(Exercice): Recopiez mot pour mot, dans le texte à examiner, le passage qui va de « Bien sûr, je » jusqu'à « est bien étranger. ».

(Texte à examiner):
****************************************

Bien sûr, je pourrais exprimer de graves réserves à propos des fameuses télé-réalités auxquelles nos héros s’associent. Ce mélange des genres suscite le malaise, non seulement en raison des reproches que l’on peut faire à ces divertissements et aux modes d’exploitations qu’ils développent. L’association de nos grandes figures sportives est destinée à renforcer leur puissance imaginaire, en leur conférant un supplément d’âme qui leur est bien étranger.

Mais voilà brusquement que le divertissement tourne à la tragédie, et la tragédie au drame national ! C’est un étrange tour du destin. L’homo festivus brocardé par Philippe Muray comme la figure limite de notre inanité existentielle se transforme en homme des douleurs et se trouve ainsi confronté à sa finitude et à sa mortalité. Pascal y verrait l’illustration même de la vanité du divertissement qu’il dénonçait déjà. Nous sommes transportés d’un ordre à l’autre, de l’ordre du festif à l’ordre dramatique. Le charme est rompu, l’illusion se dissipe et nous voilà confrontés à la grande énigme de la vie. Cette énigme que Florence poursuivait sur les océans et qui s’invite sur tous nos écrans, à l’heure ou nous ne l’attendions pas.

****************************************

(Entrées de données enregistrées):
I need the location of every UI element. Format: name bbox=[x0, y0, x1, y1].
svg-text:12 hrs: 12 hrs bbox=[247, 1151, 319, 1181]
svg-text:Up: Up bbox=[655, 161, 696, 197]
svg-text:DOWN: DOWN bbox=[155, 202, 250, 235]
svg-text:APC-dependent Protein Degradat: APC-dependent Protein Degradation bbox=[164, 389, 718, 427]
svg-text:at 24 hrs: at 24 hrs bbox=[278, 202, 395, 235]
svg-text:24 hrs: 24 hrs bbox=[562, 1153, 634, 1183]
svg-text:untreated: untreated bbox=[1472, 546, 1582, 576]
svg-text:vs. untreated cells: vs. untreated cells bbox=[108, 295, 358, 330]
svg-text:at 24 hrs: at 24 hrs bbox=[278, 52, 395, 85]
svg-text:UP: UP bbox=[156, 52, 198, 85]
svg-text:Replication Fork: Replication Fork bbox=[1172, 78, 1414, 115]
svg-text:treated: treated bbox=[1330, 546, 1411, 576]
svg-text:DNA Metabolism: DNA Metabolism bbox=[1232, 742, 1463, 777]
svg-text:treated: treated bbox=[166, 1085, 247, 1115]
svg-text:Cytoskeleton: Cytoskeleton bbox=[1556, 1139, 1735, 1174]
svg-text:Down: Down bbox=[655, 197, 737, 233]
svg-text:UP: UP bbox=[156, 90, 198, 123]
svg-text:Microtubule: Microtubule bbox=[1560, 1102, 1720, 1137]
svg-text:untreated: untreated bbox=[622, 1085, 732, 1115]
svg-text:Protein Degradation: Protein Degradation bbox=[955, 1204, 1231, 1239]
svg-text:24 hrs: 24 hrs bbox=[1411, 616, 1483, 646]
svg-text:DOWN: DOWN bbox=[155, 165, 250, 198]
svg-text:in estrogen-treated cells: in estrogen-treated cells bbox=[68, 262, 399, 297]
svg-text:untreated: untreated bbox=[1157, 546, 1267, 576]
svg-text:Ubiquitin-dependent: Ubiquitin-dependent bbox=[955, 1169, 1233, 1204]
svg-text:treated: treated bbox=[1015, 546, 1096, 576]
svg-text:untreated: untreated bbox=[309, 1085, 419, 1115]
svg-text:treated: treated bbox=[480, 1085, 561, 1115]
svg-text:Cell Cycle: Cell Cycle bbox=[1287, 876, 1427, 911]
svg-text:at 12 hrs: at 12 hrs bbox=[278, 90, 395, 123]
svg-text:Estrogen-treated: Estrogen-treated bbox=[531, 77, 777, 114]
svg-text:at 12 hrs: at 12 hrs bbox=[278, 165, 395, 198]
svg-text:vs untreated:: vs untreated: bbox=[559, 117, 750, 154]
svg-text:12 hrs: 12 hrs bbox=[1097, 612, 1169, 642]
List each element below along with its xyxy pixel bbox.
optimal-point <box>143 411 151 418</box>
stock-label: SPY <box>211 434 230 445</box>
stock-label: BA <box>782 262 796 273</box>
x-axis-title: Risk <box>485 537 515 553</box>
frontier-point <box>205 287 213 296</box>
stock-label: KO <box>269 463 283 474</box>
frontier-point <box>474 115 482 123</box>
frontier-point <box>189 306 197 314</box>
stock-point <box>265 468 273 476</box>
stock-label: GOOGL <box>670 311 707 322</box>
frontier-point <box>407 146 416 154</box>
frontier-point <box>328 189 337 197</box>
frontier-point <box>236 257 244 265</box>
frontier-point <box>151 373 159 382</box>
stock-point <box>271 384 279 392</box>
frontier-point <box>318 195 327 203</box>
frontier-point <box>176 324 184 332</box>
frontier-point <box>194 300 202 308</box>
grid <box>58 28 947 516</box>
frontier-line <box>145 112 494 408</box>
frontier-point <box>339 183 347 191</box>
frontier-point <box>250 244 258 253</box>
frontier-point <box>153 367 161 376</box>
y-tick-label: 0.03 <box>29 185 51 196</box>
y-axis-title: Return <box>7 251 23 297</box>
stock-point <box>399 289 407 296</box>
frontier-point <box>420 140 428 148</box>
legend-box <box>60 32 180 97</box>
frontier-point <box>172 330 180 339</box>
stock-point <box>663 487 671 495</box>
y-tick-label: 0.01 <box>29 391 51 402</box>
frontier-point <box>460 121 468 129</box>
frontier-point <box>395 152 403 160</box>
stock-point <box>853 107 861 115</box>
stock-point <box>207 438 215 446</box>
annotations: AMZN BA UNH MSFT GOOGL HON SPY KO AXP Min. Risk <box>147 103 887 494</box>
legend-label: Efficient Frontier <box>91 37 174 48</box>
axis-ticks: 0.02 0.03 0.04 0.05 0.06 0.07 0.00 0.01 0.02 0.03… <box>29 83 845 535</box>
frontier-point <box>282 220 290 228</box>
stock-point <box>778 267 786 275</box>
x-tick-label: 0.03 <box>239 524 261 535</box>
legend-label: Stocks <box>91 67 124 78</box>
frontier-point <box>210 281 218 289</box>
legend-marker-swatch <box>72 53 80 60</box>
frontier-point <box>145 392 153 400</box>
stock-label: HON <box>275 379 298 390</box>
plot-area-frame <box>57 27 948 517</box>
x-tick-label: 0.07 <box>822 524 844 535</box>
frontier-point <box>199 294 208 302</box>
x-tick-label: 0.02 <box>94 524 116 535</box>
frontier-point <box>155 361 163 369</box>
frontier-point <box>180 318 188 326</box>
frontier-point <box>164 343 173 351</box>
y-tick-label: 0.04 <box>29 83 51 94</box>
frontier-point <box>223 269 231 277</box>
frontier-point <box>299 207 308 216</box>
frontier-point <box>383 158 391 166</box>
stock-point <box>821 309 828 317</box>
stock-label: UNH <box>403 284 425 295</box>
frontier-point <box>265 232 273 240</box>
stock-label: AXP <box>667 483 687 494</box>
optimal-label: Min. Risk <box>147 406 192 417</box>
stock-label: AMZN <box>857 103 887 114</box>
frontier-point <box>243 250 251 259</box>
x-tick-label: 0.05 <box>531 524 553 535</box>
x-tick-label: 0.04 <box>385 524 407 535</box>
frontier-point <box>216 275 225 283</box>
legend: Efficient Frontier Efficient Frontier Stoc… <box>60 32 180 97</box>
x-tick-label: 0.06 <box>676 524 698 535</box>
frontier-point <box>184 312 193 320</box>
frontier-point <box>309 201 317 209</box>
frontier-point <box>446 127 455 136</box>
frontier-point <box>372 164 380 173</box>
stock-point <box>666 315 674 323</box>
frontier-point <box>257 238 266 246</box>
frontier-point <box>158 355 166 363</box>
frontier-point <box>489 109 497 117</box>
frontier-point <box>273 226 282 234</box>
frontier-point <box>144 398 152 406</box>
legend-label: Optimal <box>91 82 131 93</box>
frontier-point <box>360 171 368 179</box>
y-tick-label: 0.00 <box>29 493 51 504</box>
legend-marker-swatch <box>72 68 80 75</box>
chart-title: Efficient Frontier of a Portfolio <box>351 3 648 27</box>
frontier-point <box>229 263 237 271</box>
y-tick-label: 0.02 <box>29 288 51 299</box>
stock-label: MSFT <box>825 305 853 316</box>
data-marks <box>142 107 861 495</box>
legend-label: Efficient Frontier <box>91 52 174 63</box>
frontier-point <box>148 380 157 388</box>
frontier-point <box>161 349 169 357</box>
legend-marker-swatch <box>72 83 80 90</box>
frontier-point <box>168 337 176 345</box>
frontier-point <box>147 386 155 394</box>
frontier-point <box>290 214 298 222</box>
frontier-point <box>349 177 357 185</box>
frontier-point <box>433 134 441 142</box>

****************************************

(Réponse):
Bien sûr, je pourrais exprimer de graves réserves à propos des fameuses télé-réalités auxquelles nos héros s’associent. Ce mélange des genres suscite le malaise, non seulement en raison des reproches que l’on peut faire à ces divertissements et aux modes d’exploitations qu’ils développent. L’association de nos grandes figures sportives est destinée à renforcer leur puissance imaginaire, en leur conférant un supplément d’âme qui leur est bien étranger.